#### Source text
Recently a new Supermicro Hyper-Speed server was sent to STH for review. For those not familiar with Supermicro Hyper-Speed it is enterprise overclocking. Supermicro enables mild overclocks on their Hyper-Speed products. These overclocks are innovative in the data center because dual socket Intel Xeon E5-2600 series CPUs are multiplier locked. The company offers both workstation and 2U server variants of the platform. We were sent a SYS-6027AX-TRF for review, which is a 2U unit. This article will go over the chassis of the Supermicro Hyper-Speed SYS-6027AX-TRF which is the CSE-829BTQ-R1K28LPB.
Test Configuration
Supermicro sent the following test configuration for our testing. This represents one common configuration for a compute node. One other popular configuration is using dual Intel Xeon E5-2643CPUs (4C/8T) for applications where one needs high clock speed and lower core counts due to per-core license costs.

#### Data block
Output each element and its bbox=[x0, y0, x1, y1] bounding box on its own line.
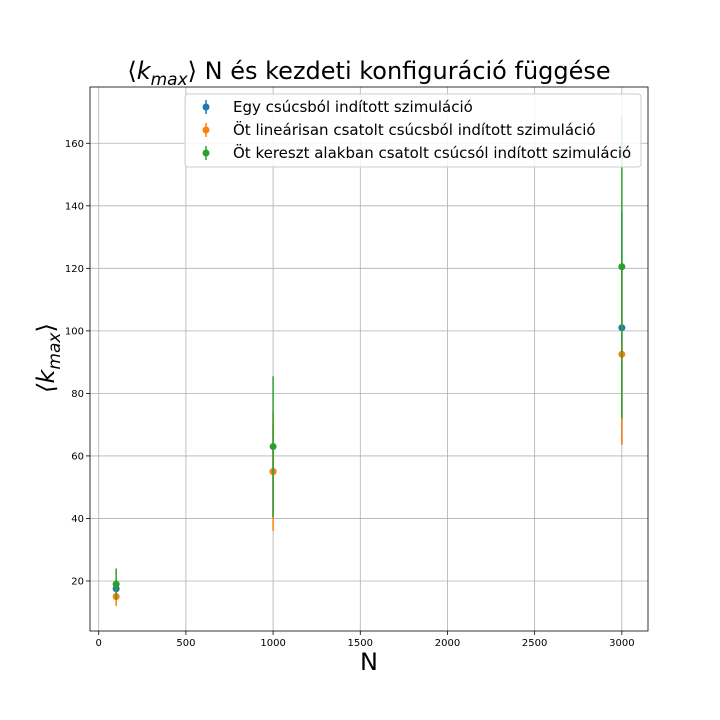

#### What you need to do
- 1) According to the server review text, which chassis does the Supermicro Hyper-Speed SYS-6027AX-TRF use?
- 2) Copy the server review text word for word from "Recently a new" to "is the CSE-829BTQ-R1K28LPB.".
Answer using only the server review text and nothing from the data.

#### Exercise results
- 1) The CSE-829BTQ-R1K28LPB.

- 2)
Recently a new Supermicro Hyper-Speed server was sent to STH for review. For those not familiar with Supermicro Hyper-Speed it is enterprise overclocking. Supermicro enables mild overclocks on their Hyper-Speed products. These overclocks are innovative in the data center because dual socket Intel Xeon E5-2600 series CPUs are multiplier locked. The company offers both workstation and 2U server variants of the platform. We were sent a SYS-6027AX-TRF for review, which is a 2U unit. This article will go over the chassis of the Supermicro Hyper-Speed SYS-6027AX-TRF which is the CSE-829BTQ-R1K28LPB.